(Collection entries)

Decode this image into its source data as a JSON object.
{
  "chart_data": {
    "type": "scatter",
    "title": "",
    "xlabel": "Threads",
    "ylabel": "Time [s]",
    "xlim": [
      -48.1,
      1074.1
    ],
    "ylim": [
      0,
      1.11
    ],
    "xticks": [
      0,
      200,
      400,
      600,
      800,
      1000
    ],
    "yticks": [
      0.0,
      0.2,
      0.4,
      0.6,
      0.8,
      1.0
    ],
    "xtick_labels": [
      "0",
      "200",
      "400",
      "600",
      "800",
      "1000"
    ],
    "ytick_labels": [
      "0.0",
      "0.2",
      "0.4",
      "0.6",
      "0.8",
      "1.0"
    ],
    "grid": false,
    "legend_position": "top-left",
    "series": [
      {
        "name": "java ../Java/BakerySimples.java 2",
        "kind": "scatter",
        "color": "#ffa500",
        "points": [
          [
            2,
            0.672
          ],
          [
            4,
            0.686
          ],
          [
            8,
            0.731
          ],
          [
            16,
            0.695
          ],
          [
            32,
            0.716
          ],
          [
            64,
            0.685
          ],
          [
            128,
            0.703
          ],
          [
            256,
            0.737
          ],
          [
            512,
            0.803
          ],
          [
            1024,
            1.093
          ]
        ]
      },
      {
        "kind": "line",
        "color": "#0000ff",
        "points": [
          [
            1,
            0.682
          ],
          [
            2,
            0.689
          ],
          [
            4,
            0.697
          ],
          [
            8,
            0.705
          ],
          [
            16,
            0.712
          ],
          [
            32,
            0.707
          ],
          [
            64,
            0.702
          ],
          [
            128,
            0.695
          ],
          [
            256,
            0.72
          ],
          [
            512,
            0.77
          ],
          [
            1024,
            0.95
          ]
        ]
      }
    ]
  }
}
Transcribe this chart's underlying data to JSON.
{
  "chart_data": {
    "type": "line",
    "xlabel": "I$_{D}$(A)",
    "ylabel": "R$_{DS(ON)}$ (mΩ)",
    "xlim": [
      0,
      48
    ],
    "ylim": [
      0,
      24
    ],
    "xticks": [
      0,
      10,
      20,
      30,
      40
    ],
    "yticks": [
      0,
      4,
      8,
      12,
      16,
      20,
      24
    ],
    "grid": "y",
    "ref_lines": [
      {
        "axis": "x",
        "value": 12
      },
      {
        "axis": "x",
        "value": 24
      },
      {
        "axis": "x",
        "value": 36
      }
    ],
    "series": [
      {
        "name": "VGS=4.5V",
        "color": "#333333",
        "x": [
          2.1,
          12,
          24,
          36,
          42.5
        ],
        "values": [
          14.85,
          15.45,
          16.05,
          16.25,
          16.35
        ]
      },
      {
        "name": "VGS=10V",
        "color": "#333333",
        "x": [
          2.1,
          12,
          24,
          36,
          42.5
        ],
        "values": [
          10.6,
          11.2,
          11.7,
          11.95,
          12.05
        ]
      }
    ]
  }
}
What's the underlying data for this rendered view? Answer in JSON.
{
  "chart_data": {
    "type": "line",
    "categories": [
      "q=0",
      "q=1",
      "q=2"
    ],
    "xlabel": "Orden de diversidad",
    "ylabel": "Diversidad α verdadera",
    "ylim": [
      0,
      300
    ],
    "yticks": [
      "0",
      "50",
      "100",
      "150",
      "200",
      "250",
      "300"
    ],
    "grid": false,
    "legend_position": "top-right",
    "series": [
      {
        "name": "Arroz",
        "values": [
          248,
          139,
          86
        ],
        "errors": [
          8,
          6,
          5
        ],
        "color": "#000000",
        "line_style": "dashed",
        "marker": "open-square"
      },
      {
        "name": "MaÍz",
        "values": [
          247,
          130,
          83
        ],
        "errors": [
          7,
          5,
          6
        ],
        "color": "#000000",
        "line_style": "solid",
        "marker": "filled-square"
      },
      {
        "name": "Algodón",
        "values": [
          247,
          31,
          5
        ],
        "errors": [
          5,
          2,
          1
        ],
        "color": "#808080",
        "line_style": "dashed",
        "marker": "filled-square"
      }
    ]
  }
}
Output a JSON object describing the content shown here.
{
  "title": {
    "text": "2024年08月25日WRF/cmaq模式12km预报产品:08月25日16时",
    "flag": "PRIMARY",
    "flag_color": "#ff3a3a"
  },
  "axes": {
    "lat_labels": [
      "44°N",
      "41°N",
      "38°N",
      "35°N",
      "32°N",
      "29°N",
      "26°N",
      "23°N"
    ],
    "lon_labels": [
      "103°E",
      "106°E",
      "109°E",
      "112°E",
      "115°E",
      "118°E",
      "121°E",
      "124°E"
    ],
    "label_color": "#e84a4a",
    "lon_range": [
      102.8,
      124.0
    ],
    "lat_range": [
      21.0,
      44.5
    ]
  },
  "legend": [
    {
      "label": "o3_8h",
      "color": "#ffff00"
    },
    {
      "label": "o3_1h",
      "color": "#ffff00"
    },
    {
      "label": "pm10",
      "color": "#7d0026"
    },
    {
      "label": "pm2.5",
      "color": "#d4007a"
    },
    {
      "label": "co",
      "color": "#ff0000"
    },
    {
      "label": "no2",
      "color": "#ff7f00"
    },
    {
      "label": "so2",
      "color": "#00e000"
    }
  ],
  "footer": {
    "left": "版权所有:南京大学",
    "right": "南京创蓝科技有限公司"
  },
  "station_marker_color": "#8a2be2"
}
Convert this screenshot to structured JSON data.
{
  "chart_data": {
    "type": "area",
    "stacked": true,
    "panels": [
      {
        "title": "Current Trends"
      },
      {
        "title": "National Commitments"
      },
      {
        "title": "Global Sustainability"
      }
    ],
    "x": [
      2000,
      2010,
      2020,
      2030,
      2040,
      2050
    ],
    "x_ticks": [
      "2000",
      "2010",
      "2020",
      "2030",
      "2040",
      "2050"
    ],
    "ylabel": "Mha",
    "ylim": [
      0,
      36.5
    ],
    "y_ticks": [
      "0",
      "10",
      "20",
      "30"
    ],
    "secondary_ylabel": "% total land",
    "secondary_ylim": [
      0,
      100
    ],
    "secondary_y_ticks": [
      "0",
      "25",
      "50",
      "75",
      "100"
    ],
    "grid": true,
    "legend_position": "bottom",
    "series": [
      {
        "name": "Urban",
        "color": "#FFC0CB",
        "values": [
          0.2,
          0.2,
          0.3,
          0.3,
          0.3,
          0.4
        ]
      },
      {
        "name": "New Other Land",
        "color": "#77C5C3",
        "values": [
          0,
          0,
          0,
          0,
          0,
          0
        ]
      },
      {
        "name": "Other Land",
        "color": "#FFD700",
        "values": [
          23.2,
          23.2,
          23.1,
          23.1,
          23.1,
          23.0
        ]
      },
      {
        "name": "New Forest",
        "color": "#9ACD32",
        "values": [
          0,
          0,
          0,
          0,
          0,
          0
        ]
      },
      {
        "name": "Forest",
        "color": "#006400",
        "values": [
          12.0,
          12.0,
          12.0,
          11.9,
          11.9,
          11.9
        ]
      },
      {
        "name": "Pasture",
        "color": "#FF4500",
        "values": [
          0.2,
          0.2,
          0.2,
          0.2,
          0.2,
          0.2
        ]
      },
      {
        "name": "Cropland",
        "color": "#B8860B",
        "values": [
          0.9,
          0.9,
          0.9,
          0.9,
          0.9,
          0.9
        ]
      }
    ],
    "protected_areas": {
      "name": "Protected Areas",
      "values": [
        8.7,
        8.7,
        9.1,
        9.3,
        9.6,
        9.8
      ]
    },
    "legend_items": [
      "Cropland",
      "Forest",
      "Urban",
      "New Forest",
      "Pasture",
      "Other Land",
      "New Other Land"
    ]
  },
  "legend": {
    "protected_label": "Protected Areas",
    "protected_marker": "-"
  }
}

JOB = Among the records above, find each line holding the string "left" and pull it out.

COMPLETED EXERCISE =
    "legend_position": "top-left",
    "left": "版权所有:南京大学",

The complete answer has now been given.